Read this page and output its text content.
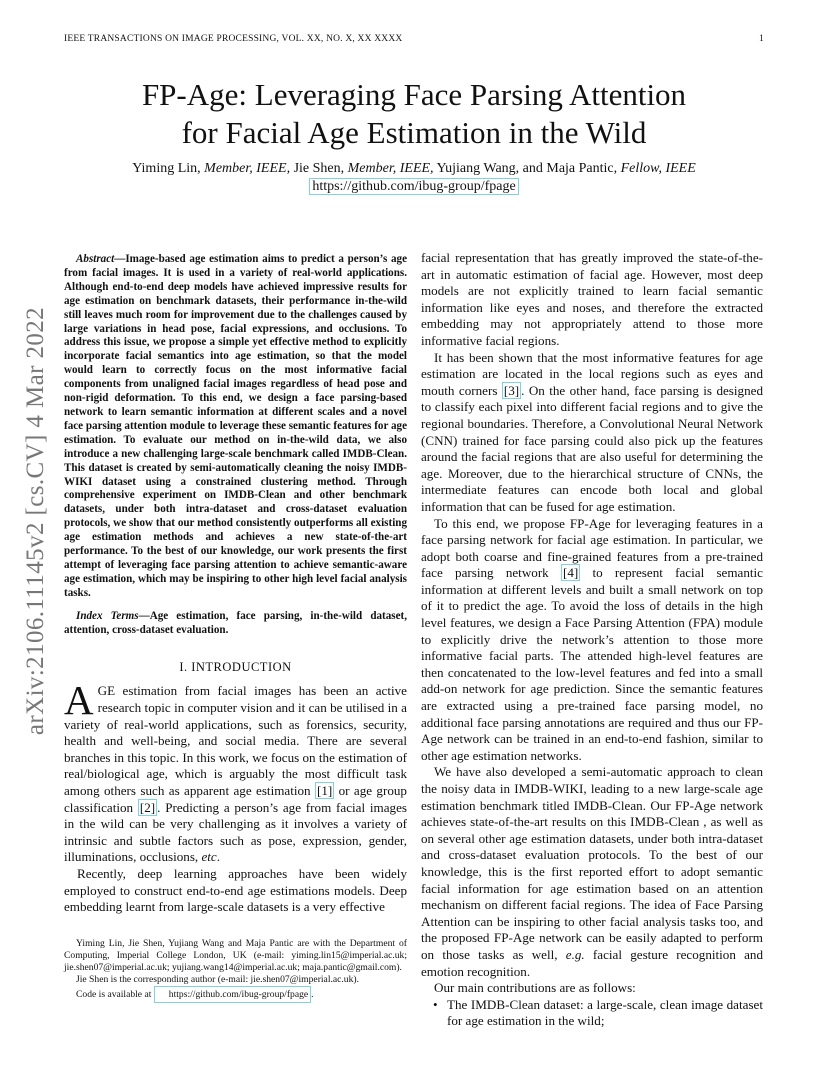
IEEE TRANSACTIONS ON IMAGE PROCESSING, VOL. XX, NO. X, XX XXXX	1
FP-Age: Leveraging Face Parsing Attention
for Facial Age Estimation in the Wild
Yiming Lin, Member, IEEE, Jie Shen, Member, IEEE, Yujiang Wang, and Maja Pantic, Fellow, IEEE
https://github.com/ibug-group/fpage
arXiv:2106.11145v2 [cs.CV] 4 Mar 2022

Abstract—Image-based age estimation aims to predict a person’s age from facial images. It is used in a variety of real-world applications. Although end-to-end deep models have achieved impressive results for age estimation on benchmark datasets, their performance in-the-wild still leaves much room for improvement due to the challenges caused by large variations in head pose, facial expressions, and occlusions. To address this issue, we propose a simple yet effective method to explicitly incorporate facial semantics into age estimation, so that the model would learn to correctly focus on the most informative facial components from unaligned facial images regardless of head pose and non-rigid deformation. To this end, we design a face parsing-based network to learn semantic information at different scales and a novel face parsing attention module to leverage these semantic features for age estimation. To evaluate our method on in-the-wild data, we also introduce a new challenging large-scale benchmark called IMDB-Clean. This dataset is created by semi-automatically cleaning the noisy IMDB-WIKI dataset using a constrained clustering method. Through comprehensive experiment on IMDB-Clean and other benchmark datasets, under both intra-dataset and cross-dataset evaluation protocols, we show that our method consistently outperforms all existing age estimation methods and achieves a new state-of-the-art performance. To the best of our knowledge, our work presents the first attempt of leveraging face parsing attention to achieve semantic-aware age estimation, which may be inspiring to other high level facial analysis tasks.

Index Terms—Age estimation, face parsing, in-the-wild dataset, attention, cross-dataset evaluation.

I. INTRODUCTION

AGE estimation from facial images has been an active research topic in computer vision and it can be utilised in a variety of real-world applications, such as forensics, security, health and well-being, and social media. There are several branches in this topic. In this work, we focus on the estimation of real/biological age, which is arguably the most difficult task among others such as apparent age estimation [1] or age group classification [2] . Predicting a person’s age from facial images in the wild can be very challenging as it involves a variety of intrinsic and subtle factors such as pose, expression, gender, illuminations, occlusions, etc.

Recently, deep learning approaches have been widely employed to construct end-to-end age estimations models. Deep embedding learnt from large-scale datasets is a very effective

Yiming Lin, Jie Shen, Yujiang Wang and Maja Pantic are with the Department of Computing, Imperial College London, UK (e-mail: yiming.lin15@imperial.ac.uk; jie.shen07@imperial.ac.uk; yujiang.wang14@imperial.ac.uk; maja.pantic@gmail.com).

Jie Shen is the corresponding author (e-mail: jie.shen07@imperial.ac.uk).

Code is available at https://github.com/ibug-group/fpage .

facial representation that has greatly improved the state-of-the-art in automatic estimation of facial age. However, most deep models are not explicitly trained to learn facial semantic information like eyes and noses, and therefore the extracted embedding may not appropriately attend to those more informative facial regions.

It has been shown that the most informative features for age estimation are located in the local regions such as eyes and mouth corners [3] . On the other hand, face parsing is designed to classify each pixel into different facial regions and to give the regional boundaries. Therefore, a Convolutional Neural Network (CNN) trained for face parsing could also pick up the features around the facial regions that are also useful for determining the age. Moreover, due to the hierarchical structure of CNNs, the intermediate features can encode both local and global information that can be fused for age estimation.

To this end, we propose FP-Age for leveraging features in a face parsing network for facial age estimation. In particular, we adopt both coarse and fine-grained features from a pre-trained face parsing network [4] to represent facial semantic information at different levels and built a small network on top of it to predict the age. To avoid the loss of details in the high level features, we design a Face Parsing Attention (FPA) module to explicitly drive the network’s attention to those more informative facial parts. The attended high-level features are then concatenated to the low-level features and fed into a small add-on network for age prediction. Since the semantic features are extracted using a pre-trained face parsing model, no additional face parsing annotations are required and thus our FP-Age network can be trained in an end-to-end fashion, similar to other age estimation networks.

We have also developed a semi-automatic approach to clean the noisy data in IMDB-WIKI, leading to a new large-scale age estimation benchmark titled IMDB-Clean. Our FP-Age network achieves state-of-the-art results on this IMDB-Clean , as well as on several other age estimation datasets, under both intra-dataset and cross-dataset evaluation protocols. To the best of our knowledge, this is the first reported effort to adopt semantic facial information for age estimation based on an attention mechanism on different facial regions. The idea of Face Parsing Attention can be inspiring to other facial analysis tasks too, and the proposed FP-Age network can be easily adapted to perform on those tasks as well, e.g. facial gesture recognition and emotion recognition.

Our main contributions are as follows:

• The IMDB-Clean dataset: a large-scale, clean image dataset for age estimation in the wild;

● Task brief
Copy out the data above exactly, except the pictures.

● Answer for the task
Read this page and output its text content.
IEEE TRANSACTIONS ON IMAGE PROCESSING, VOL. XX, NO. X, XX XXXX	1
FP-Age: Leveraging Face Parsing Attention
for Facial Age Estimation in the Wild
Yiming Lin, Member, IEEE, Jie Shen, Member, IEEE, Yujiang Wang, and Maja Pantic, Fellow, IEEE
https://github.com/ibug-group/fpage
arXiv:2106.11145v2 [cs.CV] 4 Mar 2022

Abstract—Image-based age estimation aims to predict a person’s age from facial images. It is used in a variety of real-world applications. Although end-to-end deep models have achieved impressive results for age estimation on benchmark datasets, their performance in-the-wild still leaves much room for improvement due to the challenges caused by large variations in head pose, facial expressions, and occlusions. To address this issue, we propose a simple yet effective method to explicitly incorporate facial semantics into age estimation, so that the model would learn to correctly focus on the most informative facial components from unaligned facial images regardless of head pose and non-rigid deformation. To this end, we design a face parsing-based network to learn semantic information at different scales and a novel face parsing attention module to leverage these semantic features for age estimation. To evaluate our method on in-the-wild data, we also introduce a new challenging large-scale benchmark called IMDB-Clean. This dataset is created by semi-automatically cleaning the noisy IMDB-WIKI dataset using a constrained clustering method. Through comprehensive experiment on IMDB-Clean and other benchmark datasets, under both intra-dataset and cross-dataset evaluation protocols, we show that our method consistently outperforms all existing age estimation methods and achieves a new state-of-the-art performance. To the best of our knowledge, our work presents the first attempt of leveraging face parsing attention to achieve semantic-aware age estimation, which may be inspiring to other high level facial analysis tasks.

Index Terms—Age estimation, face parsing, in-the-wild dataset, attention, cross-dataset evaluation.

I. INTRODUCTION

AGE estimation from facial images has been an active research topic in computer vision and it can be utilised in a variety of real-world applications, such as forensics, security, health and well-being, and social media. There are several branches in this topic. In this work, we focus on the estimation of real/biological age, which is arguably the most difficult task among others such as apparent age estimation [1] or age group classification [2] . Predicting a person’s age from facial images in the wild can be very challenging as it involves a variety of intrinsic and subtle factors such as pose, expression, gender, illuminations, occlusions, etc.

Recently, deep learning approaches have been widely employed to construct end-to-end age estimations models. Deep embedding learnt from large-scale datasets is a very effective

Yiming Lin, Jie Shen, Yujiang Wang and Maja Pantic are with the Department of Computing, Imperial College London, UK (e-mail: yiming.lin15@imperial.ac.uk; jie.shen07@imperial.ac.uk; yujiang.wang14@imperial.ac.uk; maja.pantic@gmail.com).

Jie Shen is the corresponding author (e-mail: jie.shen07@imperial.ac.uk).

Code is available at https://github.com/ibug-group/fpage .

facial representation that has greatly improved the state-of-the-art in automatic estimation of facial age. However, most deep models are not explicitly trained to learn facial semantic information like eyes and noses, and therefore the extracted embedding may not appropriately attend to those more informative facial regions.

It has been shown that the most informative features for age estimation are located in the local regions such as eyes and mouth corners [3] . On the other hand, face parsing is designed to classify each pixel into different facial regions and to give the regional boundaries. Therefore, a Convolutional Neural Network (CNN) trained for face parsing could also pick up the features around the facial regions that are also useful for determining the age. Moreover, due to the hierarchical structure of CNNs, the intermediate features can encode both local and global information that can be fused for age estimation.

To this end, we propose FP-Age for leveraging features in a face parsing network for facial age estimation. In particular, we adopt both coarse and fine-grained features from a pre-trained face parsing network [4] to represent facial semantic information at different levels and built a small network on top of it to predict the age. To avoid the loss of details in the high level features, we design a Face Parsing Attention (FPA) module to explicitly drive the network’s attention to those more informative facial parts. The attended high-level features are then concatenated to the low-level features and fed into a small add-on network for age prediction. Since the semantic features are extracted using a pre-trained face parsing model, no additional face parsing annotations are required and thus our FP-Age network can be trained in an end-to-end fashion, similar to other age estimation networks.

We have also developed a semi-automatic approach to clean the noisy data in IMDB-WIKI, leading to a new large-scale age estimation benchmark titled IMDB-Clean. Our FP-Age network achieves state-of-the-art results on this IMDB-Clean , as well as on several other age estimation datasets, under both intra-dataset and cross-dataset evaluation protocols. To the best of our knowledge, this is the first reported effort to adopt semantic facial information for age estimation based on an attention mechanism on different facial regions. The idea of Face Parsing Attention can be inspiring to other facial analysis tasks too, and the proposed FP-Age network can be easily adapted to perform on those tasks as well, e.g. facial gesture recognition and emotion recognition.

Our main contributions are as follows:

• The IMDB-Clean dataset: a large-scale, clean image dataset for age estimation in the wild;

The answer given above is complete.